■ THE REQUEST
Below is a block of records; repeat all of them exactly.

Saved data entries
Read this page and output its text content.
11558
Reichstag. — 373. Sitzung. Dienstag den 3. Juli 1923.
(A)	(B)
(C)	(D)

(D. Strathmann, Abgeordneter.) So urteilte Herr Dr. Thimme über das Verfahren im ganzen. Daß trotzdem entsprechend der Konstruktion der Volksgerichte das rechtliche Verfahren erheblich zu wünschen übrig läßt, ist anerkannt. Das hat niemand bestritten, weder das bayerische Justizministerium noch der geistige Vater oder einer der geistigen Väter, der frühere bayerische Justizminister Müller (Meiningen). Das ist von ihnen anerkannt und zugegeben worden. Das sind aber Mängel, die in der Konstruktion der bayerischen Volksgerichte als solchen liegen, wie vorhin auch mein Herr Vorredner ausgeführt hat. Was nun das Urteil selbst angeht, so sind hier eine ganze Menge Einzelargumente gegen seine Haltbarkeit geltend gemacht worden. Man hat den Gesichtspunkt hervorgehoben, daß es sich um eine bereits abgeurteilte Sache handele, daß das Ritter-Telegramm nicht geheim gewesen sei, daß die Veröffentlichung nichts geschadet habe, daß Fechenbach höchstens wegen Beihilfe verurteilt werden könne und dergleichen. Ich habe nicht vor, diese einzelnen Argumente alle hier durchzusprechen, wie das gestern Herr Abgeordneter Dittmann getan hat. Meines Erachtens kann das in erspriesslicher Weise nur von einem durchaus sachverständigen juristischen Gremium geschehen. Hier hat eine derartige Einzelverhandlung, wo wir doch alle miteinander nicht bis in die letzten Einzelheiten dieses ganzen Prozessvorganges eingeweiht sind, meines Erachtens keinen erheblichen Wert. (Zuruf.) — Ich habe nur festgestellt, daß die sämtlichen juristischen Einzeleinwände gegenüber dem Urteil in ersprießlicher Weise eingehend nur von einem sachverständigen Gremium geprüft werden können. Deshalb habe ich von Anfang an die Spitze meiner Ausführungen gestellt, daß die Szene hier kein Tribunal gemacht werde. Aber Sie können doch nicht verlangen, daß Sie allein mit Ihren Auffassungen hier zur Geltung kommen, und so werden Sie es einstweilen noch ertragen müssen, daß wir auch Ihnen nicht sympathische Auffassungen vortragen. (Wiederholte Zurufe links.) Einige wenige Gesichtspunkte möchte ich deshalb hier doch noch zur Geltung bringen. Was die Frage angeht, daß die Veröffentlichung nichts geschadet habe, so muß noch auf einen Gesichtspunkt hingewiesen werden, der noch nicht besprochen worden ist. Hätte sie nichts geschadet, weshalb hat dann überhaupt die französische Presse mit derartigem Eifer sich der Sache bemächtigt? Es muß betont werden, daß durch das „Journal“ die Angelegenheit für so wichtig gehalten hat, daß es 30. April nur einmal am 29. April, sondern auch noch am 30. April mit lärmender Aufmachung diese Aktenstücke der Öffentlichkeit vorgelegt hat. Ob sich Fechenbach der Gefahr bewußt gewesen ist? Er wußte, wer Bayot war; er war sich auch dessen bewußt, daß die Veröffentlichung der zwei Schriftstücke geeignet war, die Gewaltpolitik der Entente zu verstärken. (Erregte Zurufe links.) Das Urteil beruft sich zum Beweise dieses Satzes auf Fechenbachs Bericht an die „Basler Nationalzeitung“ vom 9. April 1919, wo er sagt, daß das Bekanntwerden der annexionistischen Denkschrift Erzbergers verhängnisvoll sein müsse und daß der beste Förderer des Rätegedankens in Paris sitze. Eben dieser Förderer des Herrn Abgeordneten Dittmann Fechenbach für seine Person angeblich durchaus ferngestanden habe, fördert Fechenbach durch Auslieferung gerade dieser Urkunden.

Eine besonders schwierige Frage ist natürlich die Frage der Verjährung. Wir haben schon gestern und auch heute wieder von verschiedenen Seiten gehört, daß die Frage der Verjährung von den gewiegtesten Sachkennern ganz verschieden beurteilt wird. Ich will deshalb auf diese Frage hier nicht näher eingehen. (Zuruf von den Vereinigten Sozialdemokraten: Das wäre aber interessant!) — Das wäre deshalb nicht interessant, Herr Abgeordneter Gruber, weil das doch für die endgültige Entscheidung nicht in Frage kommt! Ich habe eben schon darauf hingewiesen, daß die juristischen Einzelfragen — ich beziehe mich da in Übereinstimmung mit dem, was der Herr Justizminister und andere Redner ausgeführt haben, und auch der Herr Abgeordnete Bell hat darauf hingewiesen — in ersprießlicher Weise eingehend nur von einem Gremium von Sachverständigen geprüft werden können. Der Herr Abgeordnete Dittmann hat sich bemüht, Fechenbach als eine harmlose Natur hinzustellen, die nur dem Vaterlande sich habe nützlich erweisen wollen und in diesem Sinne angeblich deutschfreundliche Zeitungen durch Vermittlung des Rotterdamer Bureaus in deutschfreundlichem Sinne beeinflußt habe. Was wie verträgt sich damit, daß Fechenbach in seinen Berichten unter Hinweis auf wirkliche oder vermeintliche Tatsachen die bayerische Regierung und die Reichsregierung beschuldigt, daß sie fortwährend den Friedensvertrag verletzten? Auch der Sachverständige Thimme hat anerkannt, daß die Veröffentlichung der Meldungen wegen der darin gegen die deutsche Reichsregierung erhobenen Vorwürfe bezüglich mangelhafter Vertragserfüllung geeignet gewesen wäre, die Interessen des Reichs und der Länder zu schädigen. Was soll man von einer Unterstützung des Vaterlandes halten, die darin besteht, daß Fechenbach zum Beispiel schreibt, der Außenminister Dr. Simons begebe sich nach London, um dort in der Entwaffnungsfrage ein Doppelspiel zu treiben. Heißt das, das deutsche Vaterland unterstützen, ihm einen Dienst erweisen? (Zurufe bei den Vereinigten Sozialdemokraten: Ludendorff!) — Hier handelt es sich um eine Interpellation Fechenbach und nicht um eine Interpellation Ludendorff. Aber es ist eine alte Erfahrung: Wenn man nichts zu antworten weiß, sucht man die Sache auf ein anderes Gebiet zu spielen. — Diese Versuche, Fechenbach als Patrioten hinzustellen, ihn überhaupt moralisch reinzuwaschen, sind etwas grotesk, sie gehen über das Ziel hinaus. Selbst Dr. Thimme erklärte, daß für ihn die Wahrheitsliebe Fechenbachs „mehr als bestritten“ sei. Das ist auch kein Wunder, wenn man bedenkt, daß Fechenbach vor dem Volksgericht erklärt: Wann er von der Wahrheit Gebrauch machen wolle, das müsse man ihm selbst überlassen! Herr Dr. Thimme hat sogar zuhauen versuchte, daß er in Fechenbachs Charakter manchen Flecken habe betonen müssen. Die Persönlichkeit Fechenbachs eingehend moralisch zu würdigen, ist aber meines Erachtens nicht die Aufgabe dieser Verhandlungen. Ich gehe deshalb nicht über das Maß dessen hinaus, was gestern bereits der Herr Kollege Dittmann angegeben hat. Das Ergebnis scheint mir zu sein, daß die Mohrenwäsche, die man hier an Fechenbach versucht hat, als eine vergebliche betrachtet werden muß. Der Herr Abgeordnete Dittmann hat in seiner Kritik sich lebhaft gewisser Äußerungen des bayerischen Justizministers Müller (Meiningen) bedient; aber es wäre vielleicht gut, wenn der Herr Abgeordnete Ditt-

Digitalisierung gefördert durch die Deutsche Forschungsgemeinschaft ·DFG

■ ANSWER IN FULL
Read this page and output its text content.
11558
Reichstag. — 373. Sitzung. Dienstag den 3. Juli 1923.
(A)	(B)
(C)	(D)

(D. Strathmann, Abgeordneter.) So urteilte Herr Dr. Thimme über das Verfahren im ganzen. Daß trotzdem entsprechend der Konstruktion der Volksgerichte das rechtliche Verfahren erheblich zu wünschen übrig läßt, ist anerkannt. Das hat niemand bestritten, weder das bayerische Justizministerium noch der geistige Vater oder einer der geistigen Väter, der frühere bayerische Justizminister Müller (Meiningen). Das ist von ihnen anerkannt und zugegeben worden. Das sind aber Mängel, die in der Konstruktion der bayerischen Volksgerichte als solchen liegen, wie vorhin auch mein Herr Vorredner ausgeführt hat. Was nun das Urteil selbst angeht, so sind hier eine ganze Menge Einzelargumente gegen seine Haltbarkeit geltend gemacht worden. Man hat den Gesichtspunkt hervorgehoben, daß es sich um eine bereits abgeurteilte Sache handele, daß das Ritter-Telegramm nicht geheim gewesen sei, daß die Veröffentlichung nichts geschadet habe, daß Fechenbach höchstens wegen Beihilfe verurteilt werden könne und dergleichen. Ich habe nicht vor, diese einzelnen Argumente alle hier durchzusprechen, wie das gestern Herr Abgeordneter Dittmann getan hat. Meines Erachtens kann das in erspriesslicher Weise nur von einem durchaus sachverständigen juristischen Gremium geschehen. Hier hat eine derartige Einzelverhandlung, wo wir doch alle miteinander nicht bis in die letzten Einzelheiten dieses ganzen Prozessvorganges eingeweiht sind, meines Erachtens keinen erheblichen Wert. (Zuruf.) — Ich habe nur festgestellt, daß die sämtlichen juristischen Einzeleinwände gegenüber dem Urteil in ersprießlicher Weise eingehend nur von einem sachverständigen Gremium geprüft werden können. Deshalb habe ich von Anfang an die Spitze meiner Ausführungen gestellt, daß die Szene hier kein Tribunal gemacht werde. Aber Sie können doch nicht verlangen, daß Sie allein mit Ihren Auffassungen hier zur Geltung kommen, und so werden Sie es einstweilen noch ertragen müssen, daß wir auch Ihnen nicht sympathische Auffassungen vortragen. (Wiederholte Zurufe links.) Einige wenige Gesichtspunkte möchte ich deshalb hier doch noch zur Geltung bringen. Was die Frage angeht, daß die Veröffentlichung nichts geschadet habe, so muß noch auf einen Gesichtspunkt hingewiesen werden, der noch nicht besprochen worden ist. Hätte sie nichts geschadet, weshalb hat dann überhaupt die französische Presse mit derartigem Eifer sich der Sache bemächtigt? Es muß betont werden, daß durch das „Journal“ die Angelegenheit für so wichtig gehalten hat, daß es 30. April nur einmal am 29. April, sondern auch noch am 30. April mit lärmender Aufmachung diese Aktenstücke der Öffentlichkeit vorgelegt hat. Ob sich Fechenbach der Gefahr bewußt gewesen ist? Er wußte, wer Bayot war; er war sich auch dessen bewußt, daß die Veröffentlichung der zwei Schriftstücke geeignet war, die Gewaltpolitik der Entente zu verstärken. (Erregte Zurufe links.) Das Urteil beruft sich zum Beweise dieses Satzes auf Fechenbachs Bericht an die „Basler Nationalzeitung“ vom 9. April 1919, wo er sagt, daß das Bekanntwerden der annexionistischen Denkschrift Erzbergers verhängnisvoll sein müsse und daß der beste Förderer des Rätegedankens in Paris sitze. Eben dieser Förderer des Herrn Abgeordneten Dittmann Fechenbach für seine Person angeblich durchaus ferngestanden habe, fördert Fechenbach durch Auslieferung gerade dieser Urkunden.

Eine besonders schwierige Frage ist natürlich die Frage der Verjährung. Wir haben schon gestern und auch heute wieder von verschiedenen Seiten gehört, daß die Frage der Verjährung von den gewiegtesten Sachkennern ganz verschieden beurteilt wird. Ich will deshalb auf diese Frage hier nicht näher eingehen. (Zuruf von den Vereinigten Sozialdemokraten: Das wäre aber interessant!) — Das wäre deshalb nicht interessant, Herr Abgeordneter Gruber, weil das doch für die endgültige Entscheidung nicht in Frage kommt! Ich habe eben schon darauf hingewiesen, daß die juristischen Einzelfragen — ich beziehe mich da in Übereinstimmung mit dem, was der Herr Justizminister und andere Redner ausgeführt haben, und auch der Herr Abgeordnete Bell hat darauf hingewiesen — in ersprießlicher Weise eingehend nur von einem Gremium von Sachverständigen geprüft werden können. Der Herr Abgeordnete Dittmann hat sich bemüht, Fechenbach als eine harmlose Natur hinzustellen, die nur dem Vaterlande sich habe nützlich erweisen wollen und in diesem Sinne angeblich deutschfreundliche Zeitungen durch Vermittlung des Rotterdamer Bureaus in deutschfreundlichem Sinne beeinflußt habe. Was wie verträgt sich damit, daß Fechenbach in seinen Berichten unter Hinweis auf wirkliche oder vermeintliche Tatsachen die bayerische Regierung und die Reichsregierung beschuldigt, daß sie fortwährend den Friedensvertrag verletzten? Auch der Sachverständige Thimme hat anerkannt, daß die Veröffentlichung der Meldungen wegen der darin gegen die deutsche Reichsregierung erhobenen Vorwürfe bezüglich mangelhafter Vertragserfüllung geeignet gewesen wäre, die Interessen des Reichs und der Länder zu schädigen. Was soll man von einer Unterstützung des Vaterlandes halten, die darin besteht, daß Fechenbach zum Beispiel schreibt, der Außenminister Dr. Simons begebe sich nach London, um dort in der Entwaffnungsfrage ein Doppelspiel zu treiben. Heißt das, das deutsche Vaterland unterstützen, ihm einen Dienst erweisen? (Zurufe bei den Vereinigten Sozialdemokraten: Ludendorff!) — Hier handelt es sich um eine Interpellation Fechenbach und nicht um eine Interpellation Ludendorff. Aber es ist eine alte Erfahrung: Wenn man nichts zu antworten weiß, sucht man die Sache auf ein anderes Gebiet zu spielen. — Diese Versuche, Fechenbach als Patrioten hinzustellen, ihn überhaupt moralisch reinzuwaschen, sind etwas grotesk, sie gehen über das Ziel hinaus. Selbst Dr. Thimme erklärte, daß für ihn die Wahrheitsliebe Fechenbachs „mehr als bestritten“ sei. Das ist auch kein Wunder, wenn man bedenkt, daß Fechenbach vor dem Volksgericht erklärt: Wann er von der Wahrheit Gebrauch machen wolle, das müsse man ihm selbst überlassen! Herr Dr. Thimme hat sogar zuhauen versuchte, daß er in Fechenbachs Charakter manchen Flecken habe betonen müssen. Die Persönlichkeit Fechenbachs eingehend moralisch zu würdigen, ist aber meines Erachtens nicht die Aufgabe dieser Verhandlungen. Ich gehe deshalb nicht über das Maß dessen hinaus, was gestern bereits der Herr Kollege Dittmann angegeben hat. Das Ergebnis scheint mir zu sein, daß die Mohrenwäsche, die man hier an Fechenbach versucht hat, als eine vergebliche betrachtet werden muß. Der Herr Abgeordnete Dittmann hat in seiner Kritik sich lebhaft gewisser Äußerungen des bayerischen Justizministers Müller (Meiningen) bedient; aber es wäre vielleicht gut, wenn der Herr Abgeordnete Ditt-

Digitalisierung gefördert durch die Deutsche Forschungsgemeinschaft ·DFG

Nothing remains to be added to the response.